Data listing:
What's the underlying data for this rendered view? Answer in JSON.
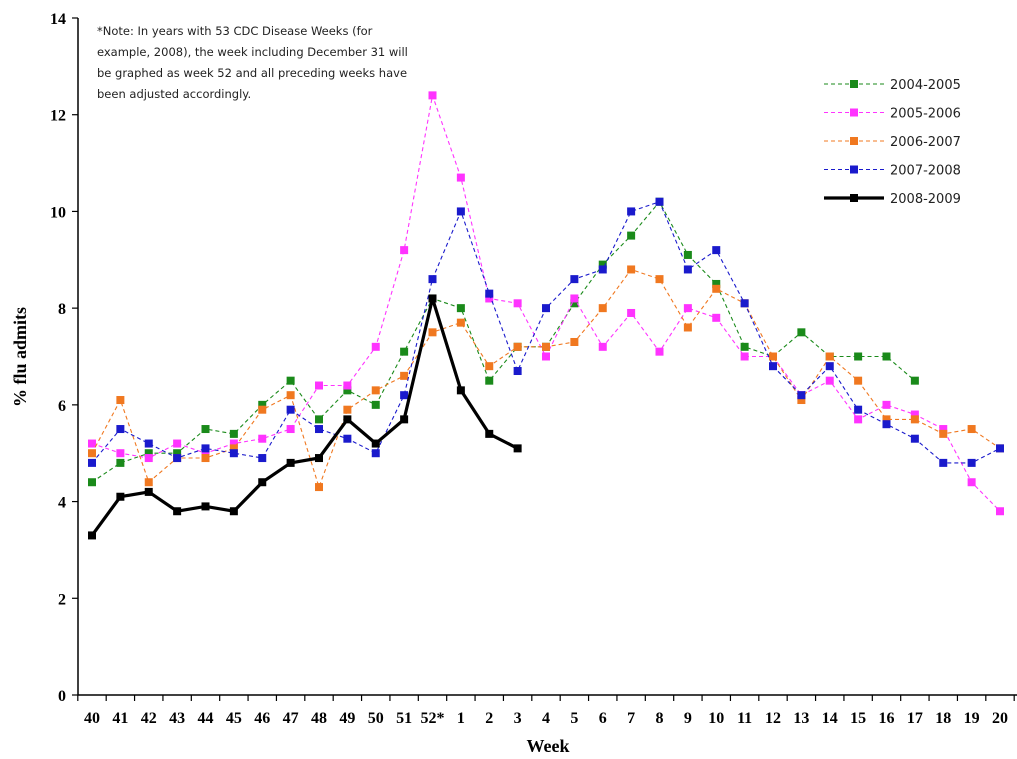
{
  "chart_data": {
    "type": "line",
    "title": "",
    "xlabel": "Week",
    "ylabel": "% flu admits",
    "ylim": [
      0,
      14
    ],
    "yticks": [
      "0",
      "2",
      "4",
      "6",
      "8",
      "10",
      "12",
      "14"
    ],
    "categories": [
      "40",
      "41",
      "42",
      "43",
      "44",
      "45",
      "46",
      "47",
      "48",
      "49",
      "50",
      "51",
      "52*",
      "1",
      "2",
      "3",
      "4",
      "5",
      "6",
      "7",
      "8",
      "9",
      "10",
      "11",
      "12",
      "13",
      "14",
      "15",
      "16",
      "17",
      "18",
      "19",
      "20"
    ],
    "note_lines": [
      "*Note: In years with 53 CDC Disease Weeks (for",
      "example, 2008), the week including December 31 will",
      "be graphed as week 52 and all preceding weeks have",
      "been adjusted accordingly."
    ],
    "legend_position": "top-right",
    "grid": false,
    "series": [
      {
        "name": "2004-2005",
        "color": "#1a8a1a",
        "style": "dashed",
        "values": [
          4.4,
          4.8,
          5.0,
          5.0,
          5.5,
          5.4,
          6.0,
          6.5,
          5.7,
          6.3,
          6.0,
          7.1,
          8.2,
          8.0,
          6.5,
          7.2,
          7.2,
          8.1,
          8.9,
          9.5,
          10.2,
          9.1,
          8.5,
          7.2,
          7.0,
          7.5,
          7.0,
          7.0,
          7.0,
          6.5,
          null,
          null,
          null
        ]
      },
      {
        "name": "2005-2006",
        "color": "#ff33ff",
        "style": "dashed",
        "values": [
          5.2,
          5.0,
          4.9,
          5.2,
          5.0,
          5.2,
          5.3,
          5.5,
          6.4,
          6.4,
          7.2,
          9.2,
          12.4,
          10.7,
          8.2,
          8.1,
          7.0,
          8.2,
          7.2,
          7.9,
          7.1,
          8.0,
          7.8,
          7.0,
          7.0,
          6.2,
          6.5,
          5.7,
          6.0,
          5.8,
          5.5,
          4.4,
          3.8
        ]
      },
      {
        "name": "2006-2007",
        "color": "#f07820",
        "style": "dashed",
        "values": [
          5.0,
          6.1,
          4.4,
          4.9,
          4.9,
          5.1,
          5.9,
          6.2,
          4.3,
          5.9,
          6.3,
          6.6,
          7.5,
          7.7,
          6.8,
          7.2,
          7.2,
          7.3,
          8.0,
          8.8,
          8.6,
          7.6,
          8.4,
          8.1,
          7.0,
          6.1,
          7.0,
          6.5,
          5.7,
          5.7,
          5.4,
          5.5,
          5.1
        ]
      },
      {
        "name": "2007-2008",
        "color": "#1a1acc",
        "style": "dashed",
        "values": [
          4.8,
          5.5,
          5.2,
          4.9,
          5.1,
          5.0,
          4.9,
          5.9,
          5.5,
          5.3,
          5.0,
          6.2,
          8.6,
          10.0,
          8.3,
          6.7,
          8.0,
          8.6,
          8.8,
          10.0,
          10.2,
          8.8,
          9.2,
          8.1,
          6.8,
          6.2,
          6.8,
          5.9,
          5.6,
          5.3,
          4.8,
          4.8,
          5.1
        ]
      },
      {
        "name": "2008-2009",
        "color": "#000000",
        "style": "solid",
        "values": [
          3.3,
          4.1,
          4.2,
          3.8,
          3.9,
          3.8,
          4.4,
          4.8,
          4.9,
          5.7,
          5.2,
          5.7,
          8.2,
          6.3,
          5.4,
          5.1,
          null,
          null,
          null,
          null,
          null,
          null,
          null,
          null,
          null,
          null,
          null,
          null,
          null,
          null,
          null,
          null,
          null
        ]
      }
    ]
  }
}
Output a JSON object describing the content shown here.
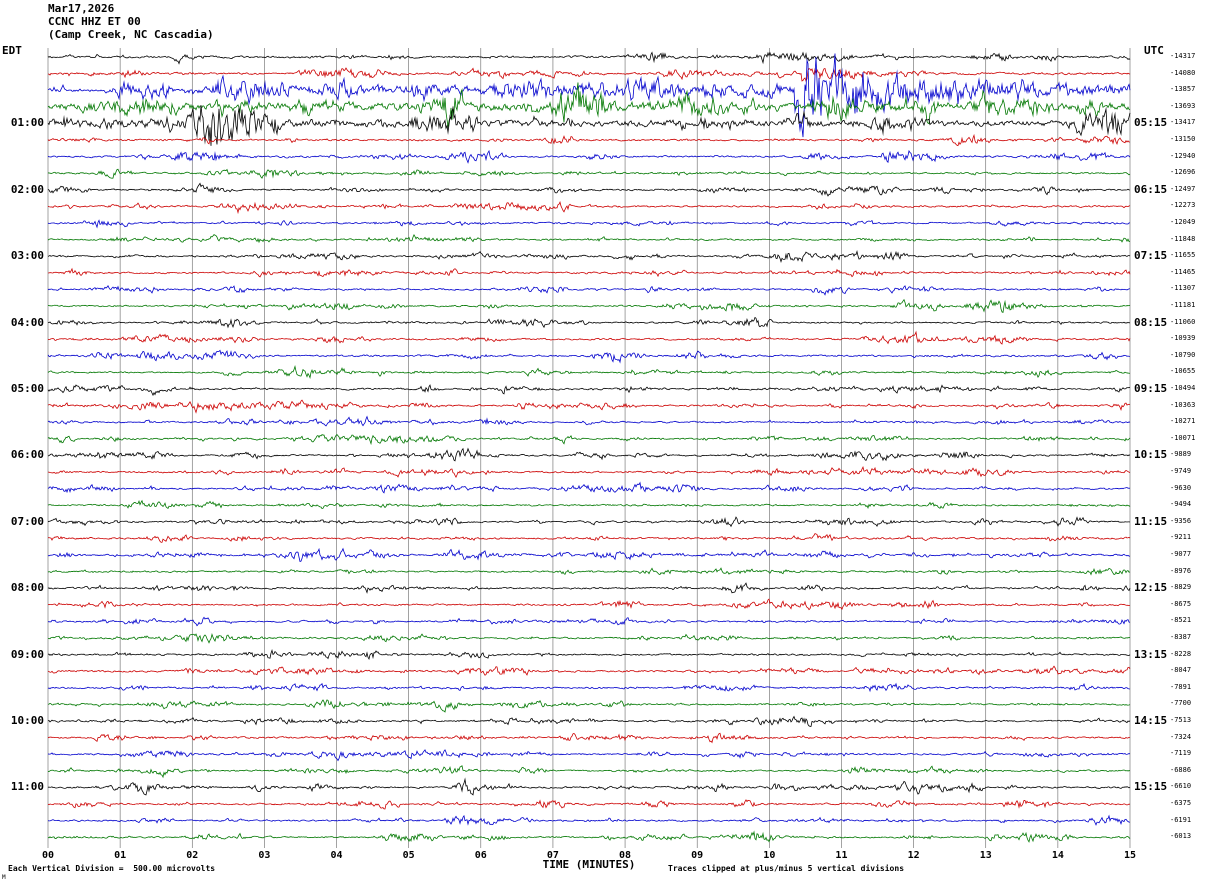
{
  "header": {
    "date": "Mar17,2026",
    "station": "CCNC HHZ ET 00",
    "location": "(Camp Creek, NC Cascadia)"
  },
  "axes": {
    "left_tz": "EDT",
    "right_tz": "UTC",
    "xlabel": "TIME (MINUTES)",
    "x_ticks": [
      "00",
      "01",
      "02",
      "03",
      "04",
      "05",
      "06",
      "07",
      "08",
      "09",
      "10",
      "11",
      "12",
      "13",
      "14",
      "15"
    ]
  },
  "footer": {
    "left": "Each Vertical Division =  500.00 microvolts",
    "right": "Traces clipped at plus/minus 5 vertical divisions",
    "corner": "M"
  },
  "colors": {
    "trace_cycle": [
      "#000000",
      "#cc0000",
      "#0000cc",
      "#007700"
    ],
    "grid": "#666666",
    "text": "#000000"
  },
  "chart_data": {
    "type": "line",
    "subtype": "helicorder-seismogram",
    "title": "CCNC HHZ ET 00 (Camp Creek, NC Cascadia) Mar17,2026",
    "x_range_minutes": [
      0,
      15
    ],
    "minutes_per_row": 15,
    "rows_total": 48,
    "left_time_zone": "EDT",
    "right_time_zone": "UTC",
    "volts_per_division": 500.0,
    "clip_divisions": 5,
    "defaults": {
      "amp": 2.3,
      "act": 1.0
    },
    "note": "Traces are continuous seismic background noise with tremor spindles; a large clipped event appears on the blue 00:30 EDT row near minutes 10.4-12. 'val' is the offset count printed at the right edge of each row; amp/act/ev are envelope parameters (pixels, minutes) used to regenerate the waveform appearance.",
    "rows": [
      {
        "c": 0,
        "val": -14317,
        "amp": 3.0,
        "act": 1.1
      },
      {
        "c": 1,
        "val": -14080,
        "amp": 2.8,
        "ev": [
          {
            "t": 10.45,
            "d": 0.5,
            "a": 22
          }
        ]
      },
      {
        "c": 2,
        "val": -13857,
        "amp": 4.0,
        "act": 1.1,
        "ev": [
          {
            "t": 2.6,
            "d": 25,
            "a": 8
          },
          {
            "t": 10.35,
            "d": 1.4,
            "a": 78
          }
        ]
      },
      {
        "c": 3,
        "val": -13693,
        "amp": 6.5,
        "act": 1.2,
        "ev": [
          {
            "t": 0,
            "d": 40,
            "a": 4
          },
          {
            "t": 10.6,
            "d": 0.8,
            "a": 16
          }
        ]
      },
      {
        "c": 0,
        "edt": "01:00",
        "utc": "05:15",
        "val": -13417,
        "amp": 6.0,
        "act": 1.1,
        "ev": [
          {
            "t": 0,
            "d": 9,
            "a": 5
          }
        ]
      },
      {
        "c": 1,
        "val": -13150,
        "amp": 2.6
      },
      {
        "c": 2,
        "val": -12940,
        "amp": 2.4,
        "ev": [
          {
            "t": 11.55,
            "d": 0.35,
            "a": 18
          }
        ]
      },
      {
        "c": 3,
        "val": -12696,
        "amp": 2.4
      },
      {
        "c": 0,
        "edt": "02:00",
        "utc": "06:15",
        "val": -12497,
        "amp": 2.4
      },
      {
        "c": 1,
        "val": -12273,
        "amp": 2.5
      },
      {
        "c": 2,
        "val": -12049,
        "amp": 2.3
      },
      {
        "c": 3,
        "val": -11848,
        "amp": 2.4
      },
      {
        "c": 0,
        "edt": "03:00",
        "utc": "07:15",
        "val": -11655,
        "amp": 2.4
      },
      {
        "c": 1,
        "val": -11465,
        "amp": 2.5
      },
      {
        "c": 2,
        "val": -11307,
        "amp": 2.3
      },
      {
        "c": 3,
        "val": -11181,
        "amp": 2.3
      },
      {
        "c": 0,
        "edt": "04:00",
        "utc": "08:15",
        "val": -11060,
        "amp": 2.3
      },
      {
        "c": 1,
        "val": -10939,
        "amp": 2.4
      },
      {
        "c": 2,
        "val": -10790,
        "amp": 2.4
      },
      {
        "c": 3,
        "val": -10655,
        "amp": 2.3
      },
      {
        "c": 0,
        "edt": "05:00",
        "utc": "09:15",
        "val": -10494,
        "amp": 2.4
      },
      {
        "c": 1,
        "val": -10363,
        "amp": 2.4
      },
      {
        "c": 2,
        "val": -10271,
        "amp": 2.3
      },
      {
        "c": 3,
        "val": -10071,
        "amp": 2.3
      },
      {
        "c": 0,
        "edt": "06:00",
        "utc": "10:15",
        "val": -9889,
        "amp": 2.4
      },
      {
        "c": 1,
        "val": -9749,
        "amp": 2.5
      },
      {
        "c": 2,
        "val": -9630,
        "amp": 2.3
      },
      {
        "c": 3,
        "val": -9494,
        "amp": 2.3
      },
      {
        "c": 0,
        "edt": "07:00",
        "utc": "11:15",
        "val": -9356,
        "amp": 2.4
      },
      {
        "c": 1,
        "val": -9211,
        "amp": 2.5
      },
      {
        "c": 2,
        "val": -9077,
        "amp": 2.4
      },
      {
        "c": 3,
        "val": -8976,
        "amp": 2.3
      },
      {
        "c": 0,
        "edt": "08:00",
        "utc": "12:15",
        "val": -8829,
        "amp": 2.4
      },
      {
        "c": 1,
        "val": -8675,
        "amp": 2.4
      },
      {
        "c": 2,
        "val": -8521,
        "amp": 2.4
      },
      {
        "c": 3,
        "val": -8387,
        "amp": 2.3
      },
      {
        "c": 0,
        "edt": "09:00",
        "utc": "13:15",
        "val": -8228,
        "amp": 2.4
      },
      {
        "c": 1,
        "val": -8047,
        "amp": 2.6
      },
      {
        "c": 2,
        "val": -7891,
        "amp": 2.4
      },
      {
        "c": 3,
        "val": -7700,
        "amp": 2.3
      },
      {
        "c": 0,
        "edt": "10:00",
        "utc": "14:15",
        "val": -7513,
        "amp": 2.4
      },
      {
        "c": 1,
        "val": -7324,
        "amp": 2.4
      },
      {
        "c": 2,
        "val": -7119,
        "amp": 2.4
      },
      {
        "c": 3,
        "val": -6886,
        "amp": 2.3
      },
      {
        "c": 0,
        "edt": "11:00",
        "utc": "15:15",
        "val": -6610,
        "amp": 2.4
      },
      {
        "c": 1,
        "val": -6375,
        "amp": 2.5
      },
      {
        "c": 2,
        "val": -6191,
        "amp": 2.3
      },
      {
        "c": 3,
        "val": -6013,
        "amp": 2.3
      }
    ]
  }
}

Required task: Your task is to gather all lines from the entries above that hold the word "Camp".

Result:
    "location": "(Camp Creek, NC Cascadia)"
    "title": "CCNC HHZ ET 00 (Camp Creek, NC Cascadia) Mar17,2026",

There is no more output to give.